**TASK PROMPT:**
Gather every line in the records below that contains the string "arrow" and copy each one out in full. Case counts.
**** ENTRIES SUPPLIED ****
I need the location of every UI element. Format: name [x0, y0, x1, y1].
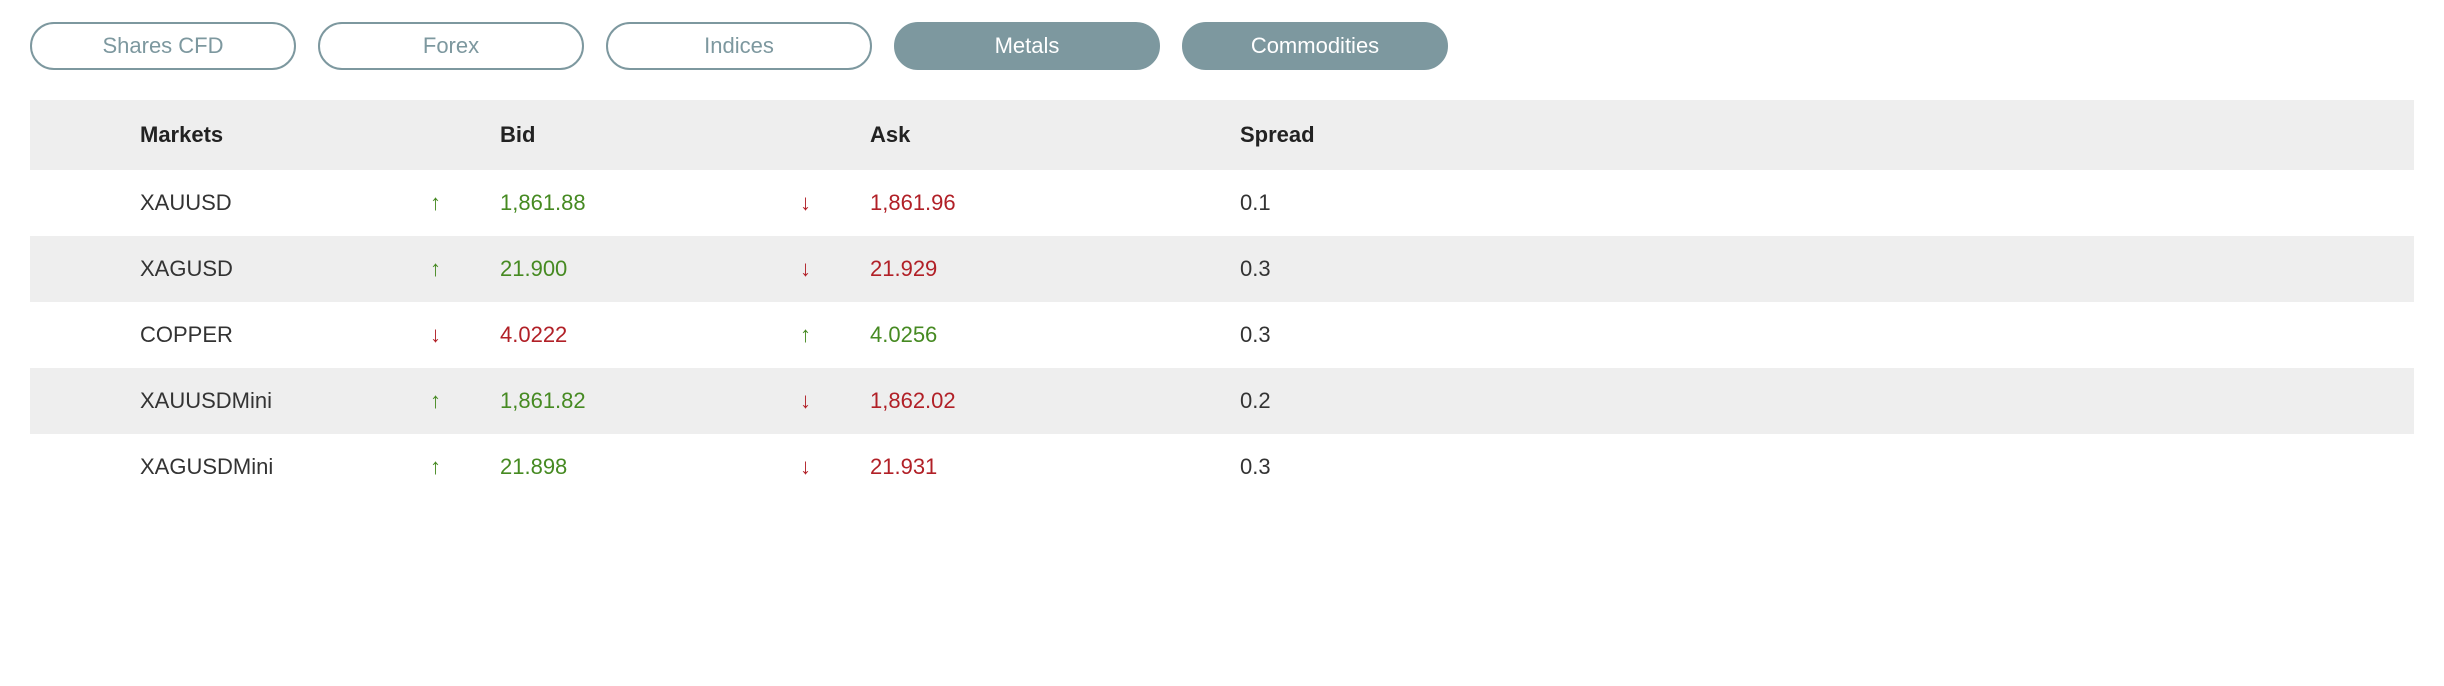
- ask-value: 4.0256: [870, 322, 1240, 348]
- market-name: XAGUSDMini: [140, 454, 430, 480]
- quotes-table: Markets Bid Ask Spread XAUUSD ↑ 1,861.88…: [30, 100, 2414, 500]
- spread-value: 0.3: [1240, 256, 2414, 282]
- spread-value: 0.3: [1240, 322, 2414, 348]
- market-name: COPPER: [140, 322, 430, 348]
- arrow-up-icon: ↑: [430, 256, 500, 282]
- bid-value: 1,861.88: [500, 190, 800, 216]
- ask-value: 1,862.02: [870, 388, 1240, 414]
- header-bid: Bid: [500, 122, 800, 148]
- bid-value: 21.900: [500, 256, 800, 282]
- arrow-up-icon: ↑: [430, 454, 500, 480]
- table-row[interactable]: COPPER ↓ 4.0222 ↑ 4.0256 0.3: [30, 302, 2414, 368]
- arrow-up-icon: ↑: [430, 190, 500, 216]
- tab-indices[interactable]: Indices: [606, 22, 872, 70]
- ask-value: 21.929: [870, 256, 1240, 282]
- ask-value: 21.931: [870, 454, 1240, 480]
- arrow-down-icon: ↓: [800, 388, 870, 414]
- tab-forex[interactable]: Forex: [318, 22, 584, 70]
- tab-commodities[interactable]: Commodities: [1182, 22, 1448, 70]
- market-name: XAUUSDMini: [140, 388, 430, 414]
- market-name: XAGUSD: [140, 256, 430, 282]
- table-row[interactable]: XAGUSD ↑ 21.900 ↓ 21.929 0.3: [30, 236, 2414, 302]
- arrow-down-icon: ↓: [430, 322, 500, 348]
- header-ask: Ask: [870, 122, 1240, 148]
- arrow-down-icon: ↓: [800, 454, 870, 480]
- header-markets: Markets: [140, 122, 430, 148]
- arrow-up-icon: ↑: [430, 388, 500, 414]
- arrow-up-icon: ↑: [800, 322, 870, 348]
- market-category-tabs: Shares CFD Forex Indices Metals Commodit…: [30, 22, 2414, 70]
- header-spread: Spread: [1240, 122, 2414, 148]
- table-row[interactable]: XAUUSD ↑ 1,861.88 ↓ 1,861.96 0.1: [30, 170, 2414, 236]
- tab-shares-cfd[interactable]: Shares CFD: [30, 22, 296, 70]
- market-name: XAUUSD: [140, 190, 430, 216]
- ask-value: 1,861.96: [870, 190, 1240, 216]
- tab-metals[interactable]: Metals: [894, 22, 1160, 70]
- spread-value: 0.3: [1240, 454, 2414, 480]
- bid-value: 1,861.82: [500, 388, 800, 414]
- spread-value: 0.2: [1240, 388, 2414, 414]
- arrow-down-icon: ↓: [800, 256, 870, 282]
- table-header: Markets Bid Ask Spread: [30, 100, 2414, 170]
- table-row[interactable]: XAGUSDMini ↑ 21.898 ↓ 21.931 0.3: [30, 434, 2414, 500]
- arrow-down-icon: ↓: [800, 190, 870, 216]
- bid-value: 4.0222: [500, 322, 800, 348]
- bid-value: 21.898: [500, 454, 800, 480]
- spread-value: 0.1: [1240, 190, 2414, 216]
- table-row[interactable]: XAUUSDMini ↑ 1,861.82 ↓ 1,862.02 0.2: [30, 368, 2414, 434]
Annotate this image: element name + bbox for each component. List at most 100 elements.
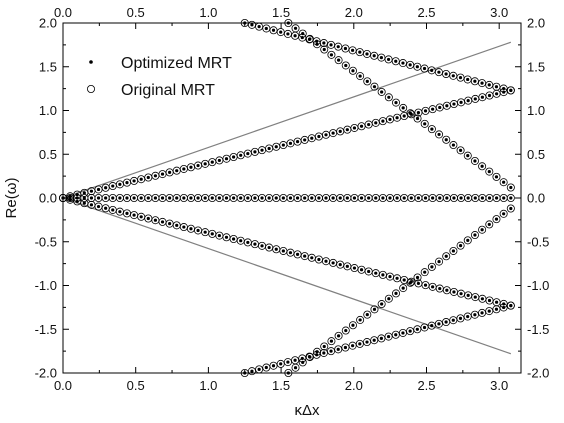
original-mrt-point	[442, 318, 451, 327]
optimized-mrt-point	[387, 95, 391, 99]
optimized-mrt-point	[502, 180, 506, 184]
x-tick-label-top: 2.0	[345, 5, 363, 20]
optimized-mrt-point	[494, 85, 499, 89]
optimized-mrt-point	[224, 196, 229, 200]
optimized-mrt-point	[231, 196, 236, 200]
optimized-mrt-point	[509, 196, 513, 200]
original-mrt-point	[427, 125, 436, 134]
original-mrt-point	[298, 358, 307, 367]
optimized-mrt-point	[175, 169, 179, 173]
optimized-mrt-point	[345, 196, 349, 200]
optimized-mrt-point	[394, 333, 398, 337]
optimized-mrt-point	[104, 206, 108, 210]
original-mrt-point	[485, 220, 494, 229]
original-mrt-point	[355, 48, 364, 57]
optimized-mrt-point	[473, 196, 477, 200]
optimized-mrt-point	[182, 225, 186, 229]
optimized-mrt-point	[324, 259, 328, 263]
original-mrt-point	[348, 66, 357, 75]
original-mrt-point	[313, 347, 322, 356]
optimized-mrt-point	[336, 58, 341, 62]
optimized-mrt-point	[401, 331, 405, 335]
optimized-mrt-point	[394, 291, 398, 296]
x-tick-label-top: 0.5	[127, 5, 145, 20]
optimized-mrt-point	[494, 307, 499, 311]
optimized-mrt-point	[301, 360, 305, 364]
optimized-mrt-point	[466, 99, 470, 103]
original-mrt-point	[356, 315, 365, 324]
optimized-mrt-point	[132, 213, 136, 217]
optimized-mrt-point	[386, 57, 391, 62]
original-mrt-point	[247, 20, 256, 29]
optimized-mrt-point	[408, 63, 412, 67]
optimized-mrt-point	[260, 196, 264, 200]
optimized-mrt-point	[139, 196, 143, 200]
original-mrt-point	[485, 80, 494, 89]
original-mrt-point	[320, 342, 329, 351]
original-mrt-point	[384, 294, 393, 303]
original-mrt-point	[398, 328, 407, 337]
optimized-mrt-point	[415, 65, 419, 69]
optimized-mrt-point	[257, 367, 261, 371]
original-mrt-point	[456, 314, 465, 323]
optimized-mrt-point	[415, 275, 420, 280]
x-tick-label-bottom: 3.0	[490, 378, 508, 393]
original-mrt-point	[427, 262, 436, 271]
optimized-mrt-point	[509, 88, 513, 92]
original-mrt-point	[499, 178, 508, 187]
optimized-mrt-point	[437, 132, 441, 137]
original-mrt-point	[478, 79, 487, 88]
optimized-mrt-point	[336, 334, 341, 338]
original-mrt-point	[442, 252, 451, 261]
optimized-mrt-point	[210, 232, 214, 236]
optimized-mrt-point	[394, 59, 398, 63]
optimized-mrt-point	[473, 233, 477, 237]
optimized-mrt-point	[395, 116, 399, 120]
original-mrt-point	[492, 82, 501, 91]
optimized-mrt-point	[509, 185, 513, 190]
original-mrt-point	[435, 257, 444, 266]
optimized-mrt-point	[345, 128, 349, 132]
optimized-mrt-point	[437, 70, 441, 74]
optimized-mrt-point	[423, 283, 428, 287]
optimized-mrt-point	[430, 324, 434, 328]
original-mrt-point	[463, 236, 472, 245]
optimized-mrt-point	[189, 227, 193, 231]
optimized-mrt-point	[445, 104, 449, 108]
optimized-mrt-point	[480, 95, 484, 99]
optimized-mrt-point	[352, 196, 357, 200]
optimized-mrt-point	[288, 196, 293, 200]
original-mrt-point	[478, 308, 487, 317]
optimized-mrt-point	[509, 206, 513, 211]
original-mrt-point	[392, 98, 401, 107]
optimized-mrt-point	[408, 111, 412, 115]
optimized-mrt-point	[338, 263, 342, 267]
optimized-mrt-point	[189, 165, 193, 169]
optimized-mrt-point	[146, 175, 150, 180]
optimized-mrt-point	[331, 261, 335, 265]
optimized-mrt-point	[317, 257, 321, 262]
original-mrt-point	[305, 353, 314, 362]
optimized-mrt-point	[387, 297, 391, 301]
optimized-mrt-point	[82, 196, 86, 200]
original-mrt-point	[363, 77, 372, 86]
optimized-mrt-point	[331, 196, 335, 200]
optimized-mrt-point	[274, 145, 278, 149]
original-mrt-point	[341, 44, 350, 53]
original-mrt-point	[449, 246, 458, 255]
y-tick-label-right: -1.5	[527, 322, 549, 337]
y-tick-label-left: -1.0	[35, 278, 57, 293]
optimized-mrt-point	[246, 151, 250, 156]
optimized-mrt-point	[322, 344, 326, 349]
optimized-mrt-point	[89, 189, 94, 193]
optimized-mrt-point	[160, 196, 165, 200]
optimized-mrt-point	[317, 134, 321, 139]
optimized-mrt-point	[480, 297, 484, 301]
optimized-mrt-point	[381, 119, 385, 123]
optimized-mrt-point	[324, 196, 328, 200]
y-tick-label-left: 0.5	[39, 147, 57, 162]
optimized-mrt-point	[322, 47, 326, 52]
optimized-mrt-point	[374, 271, 378, 275]
original-mrt-point	[327, 50, 336, 59]
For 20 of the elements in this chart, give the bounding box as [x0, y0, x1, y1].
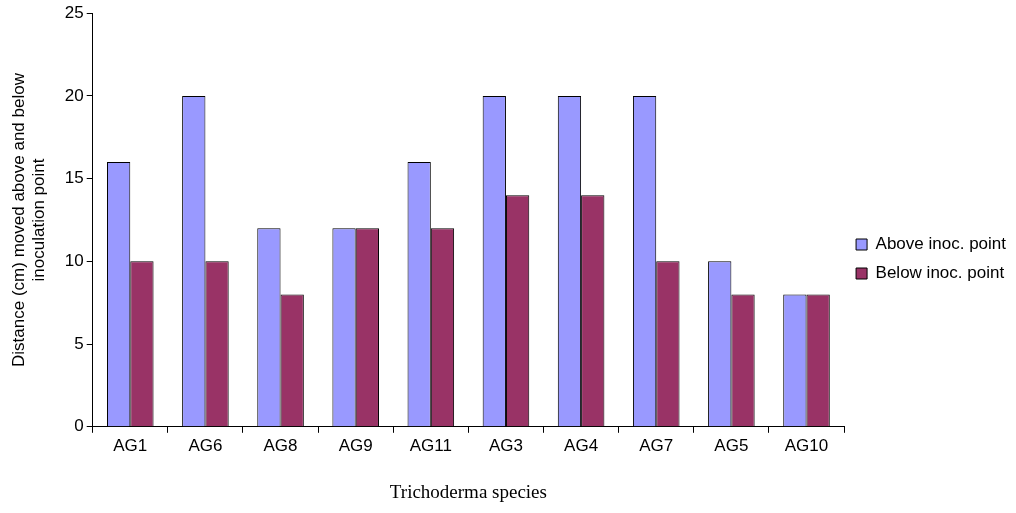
x-tick-label: AG4 — [564, 435, 599, 455]
legend-label: Below inoc. point — [875, 263, 1005, 283]
x-tick-label: AG3 — [488, 435, 523, 455]
y-tick-label: 10 — [64, 251, 84, 271]
y-tick-label: 20 — [64, 85, 84, 105]
y-axis-title: Distance (cm) moved above and below inoculation point — [8, 72, 49, 367]
x-tick-label: AG1 — [113, 435, 148, 455]
y-tick-label: 15 — [64, 168, 84, 188]
x-tick-label: AG11 — [409, 435, 452, 455]
x-tick-label: AG8 — [263, 435, 298, 455]
x-tick-label: AG10 — [784, 435, 829, 455]
y-tick-label: 5 — [74, 333, 84, 353]
y-tick-label: 25 — [64, 2, 84, 22]
x-tick-label: AG9 — [338, 435, 373, 455]
x-axis-title: Trichoderma species — [389, 480, 547, 502]
y-tick-label: 0 — [74, 416, 84, 436]
x-tick-label: AG5 — [714, 435, 749, 455]
x-tick-label: AG6 — [188, 435, 223, 455]
legend-label: Above inoc. point — [875, 234, 1007, 254]
x-tick-label: AG7 — [639, 435, 674, 455]
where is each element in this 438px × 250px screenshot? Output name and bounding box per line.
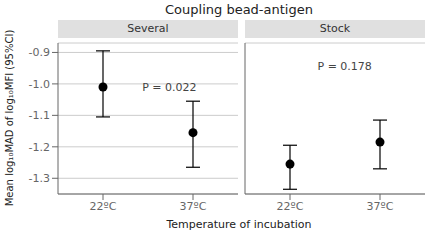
svg-text:-1.0: -1.0 — [29, 78, 50, 91]
svg-text:-1.2: -1.2 — [29, 141, 50, 154]
html-text:Temperature of incubation: Temperature of incubation — [166, 218, 312, 231]
svg-text:22ºC: 22ºC — [90, 200, 117, 213]
html-text:Coupling bead-antigen: Coupling bead-antigen — [165, 2, 313, 17]
svg-text:37ºC: 37ºC — [367, 200, 394, 213]
svg-text:-1.1: -1.1 — [29, 109, 50, 122]
svg-text:37ºC: 37ºC — [180, 200, 207, 213]
html-text:Stock: Stock — [319, 22, 351, 35]
html-text:Several: Several — [127, 22, 169, 35]
svg-text:-1.3: -1.3 — [29, 172, 50, 185]
svg-text:-0.9: -0.9 — [29, 46, 50, 59]
html-text:Mean log₁₀MAD of log₁₀MFI (95%: Mean log₁₀MAD of log₁₀MFI (95%CI) — [3, 29, 15, 207]
svg-text:P = 0.178: P = 0.178 — [318, 60, 372, 73]
svg-text:P = 0.022: P = 0.022 — [142, 81, 196, 94]
svg-text:22ºC: 22ºC — [277, 200, 304, 213]
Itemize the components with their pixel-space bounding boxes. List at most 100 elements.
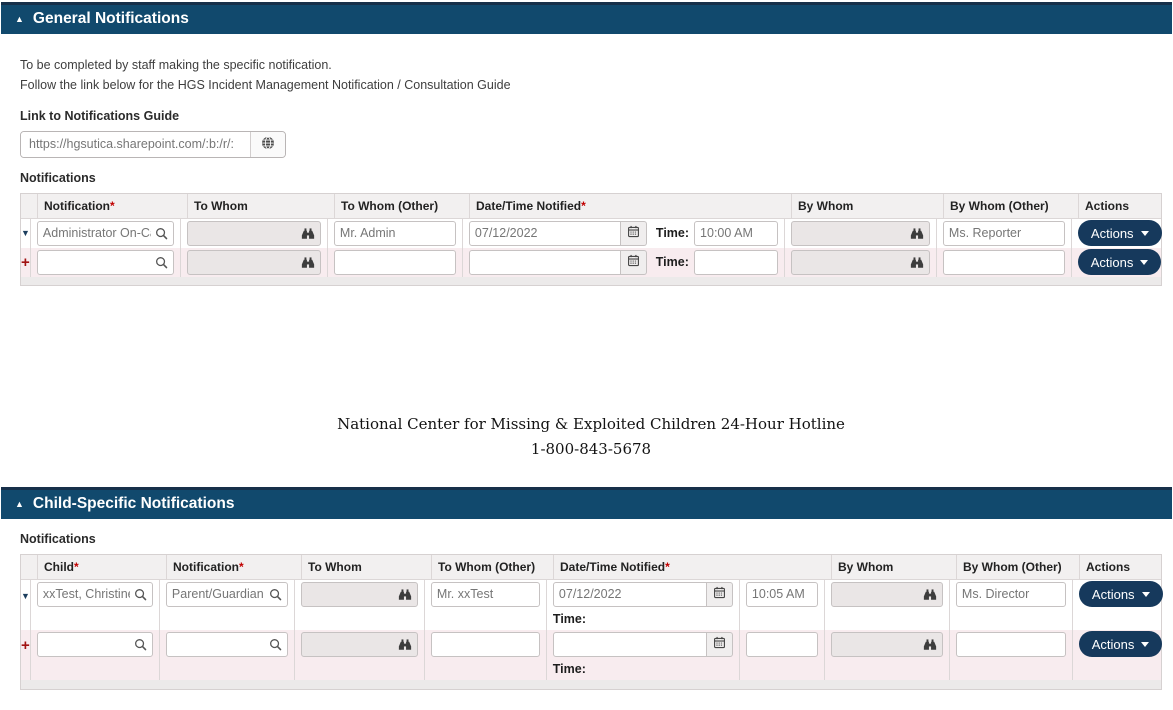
by-whom-input[interactable] (836, 637, 919, 651)
to-whom-other-input[interactable] (436, 637, 534, 651)
to-whom-input[interactable] (306, 587, 394, 601)
general-notifications-section-header[interactable]: ▲ General Notifications (1, 2, 1172, 34)
binoculars-icon[interactable] (398, 638, 412, 651)
notification-input[interactable] (171, 587, 265, 601)
binoculars-icon[interactable] (923, 638, 937, 651)
calendar-button[interactable] (706, 581, 733, 607)
binoculars-icon[interactable] (301, 256, 315, 269)
expand-row-icon[interactable]: ▼ (21, 590, 30, 601)
to-whom-other-field (333, 220, 456, 246)
search-icon[interactable] (155, 256, 168, 269)
by-whom-other-field (942, 249, 1065, 275)
col-actions: Actions (1079, 554, 1161, 579)
time-notified-input[interactable] (751, 637, 812, 651)
search-icon[interactable] (134, 638, 147, 651)
expand-row-icon[interactable]: ▼ (21, 228, 30, 238)
col-to-whom-other: To Whom (Other) (431, 554, 553, 579)
hotline-line-2: 1-800-843-5678 (530, 440, 652, 458)
to-whom-input[interactable] (192, 255, 297, 269)
col-to-whom: To Whom (301, 554, 431, 579)
search-icon[interactable] (155, 227, 168, 240)
date-notified-field (552, 631, 707, 657)
marker-header-cell (21, 555, 37, 579)
by-whom-other-field (955, 581, 1066, 607)
by-whom-other-input[interactable] (961, 637, 1060, 651)
time-notified-input[interactable] (700, 226, 773, 240)
section-title-general: General Notifications (32, 10, 189, 27)
calendar-icon (627, 254, 640, 270)
add-row: + (21, 247, 1162, 277)
by-whom-other-input[interactable] (948, 255, 1059, 269)
chevron-down-icon (1141, 591, 1150, 597)
to-whom-lookup-field (186, 220, 321, 246)
to-whom-lookup-field (186, 249, 321, 275)
by-whom-other-field (955, 631, 1066, 657)
to-whom-other-input[interactable] (436, 587, 534, 601)
notification-lookup-field (165, 631, 288, 657)
chevron-down-icon (1140, 259, 1149, 265)
date-notified-field (468, 249, 621, 275)
child-input[interactable] (42, 587, 130, 601)
binoculars-icon[interactable] (910, 256, 924, 269)
child-input[interactable] (42, 637, 130, 651)
by-whom-input[interactable] (836, 587, 919, 601)
chevron-down-icon (1140, 230, 1149, 236)
hotline-text: National Center for Missing & Exploited … (20, 412, 1162, 463)
by-whom-other-input[interactable] (948, 226, 1059, 240)
calendar-button[interactable] (706, 631, 733, 657)
date-notified-input[interactable] (558, 637, 701, 651)
time-notified-input[interactable] (751, 587, 812, 601)
calendar-button[interactable] (620, 220, 647, 246)
time-notified-field (693, 249, 778, 275)
marker-header-cell (21, 194, 37, 218)
row-actions-button[interactable]: Actions (1078, 581, 1163, 607)
binoculars-icon[interactable] (923, 588, 937, 601)
date-notified-input[interactable] (558, 587, 701, 601)
section-title-child-specific: Child-Specific Notifications (32, 494, 235, 512)
search-icon[interactable] (269, 588, 282, 601)
add-row-icon[interactable]: + (21, 636, 30, 654)
to-whom-input[interactable] (306, 637, 394, 651)
notification-input[interactable] (171, 637, 265, 651)
by-whom-other-input[interactable] (961, 587, 1060, 601)
binoculars-icon[interactable] (301, 227, 315, 240)
date-notified-input[interactable] (474, 226, 615, 240)
notification-input[interactable] (42, 255, 151, 269)
to-whom-input[interactable] (192, 226, 297, 240)
child-specific-notifications-section-header[interactable]: ▲ Child-Specific Notifications (1, 486, 1172, 519)
col-date-time-notified: Date/Time Notified* (469, 193, 791, 218)
time-notified-input[interactable] (699, 255, 772, 269)
general-notifications-table: Notification* To Whom To Whom (Other) Da… (20, 192, 1162, 286)
col-by-whom: By Whom (791, 193, 943, 218)
to-whom-other-input[interactable] (339, 255, 450, 269)
open-link-button[interactable] (250, 131, 285, 157)
notifications-guide-url-input[interactable] (21, 131, 250, 157)
search-icon[interactable] (269, 638, 282, 651)
binoculars-icon[interactable] (910, 227, 924, 240)
notification-lookup-field (36, 220, 174, 246)
child-specific-notifications-table: Child* Notification* To Whom To Whom (Ot… (20, 553, 1163, 690)
notification-lookup-field (36, 249, 174, 275)
col-notification: Notification* (37, 193, 187, 218)
notification-input[interactable] (42, 226, 151, 240)
child-notifications-table-label: Notifications (20, 531, 96, 546)
child-lookup-field (36, 581, 153, 607)
to-whom-other-input[interactable] (339, 226, 450, 240)
col-to-whom: To Whom (187, 193, 334, 218)
binoculars-icon[interactable] (398, 588, 412, 601)
by-whom-input[interactable] (796, 255, 906, 269)
search-icon[interactable] (134, 588, 147, 601)
table-footer-strip (21, 276, 1161, 285)
by-whom-input[interactable] (796, 226, 906, 240)
to-whom-other-field (333, 249, 456, 275)
date-notified-field (468, 220, 621, 246)
row-actions-button[interactable]: Actions (1077, 220, 1162, 246)
hotline-line-1: National Center for Missing & Exploited … (337, 414, 845, 433)
calendar-button[interactable] (620, 249, 647, 275)
chevron-down-icon (1141, 641, 1150, 647)
row-actions-button[interactable]: Actions (1077, 249, 1162, 275)
date-notified-input[interactable] (474, 255, 615, 269)
by-whom-lookup-field (830, 581, 943, 607)
add-row-icon[interactable]: + (21, 253, 30, 271)
row-actions-button[interactable]: Actions (1078, 631, 1163, 657)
****
**FINAL RESULT:**
- arrow-up-icon: ↑: [430, 256, 500, 282]
- arrow-up-icon: ↑: [430, 454, 500, 480]
- arrow-up-icon: ↑: [430, 190, 500, 216]
- arrow-down-icon: ↓: [800, 388, 870, 414]
- arrow-down-icon: ↓: [430, 322, 500, 348]
- arrow-down-icon: ↓: [800, 454, 870, 480]
- arrow-up-icon: ↑: [430, 388, 500, 414]
- arrow-up-icon: ↑: [800, 322, 870, 348]
- arrow-down-icon: ↓: [800, 256, 870, 282]
- arrow-down-icon: ↓: [800, 190, 870, 216]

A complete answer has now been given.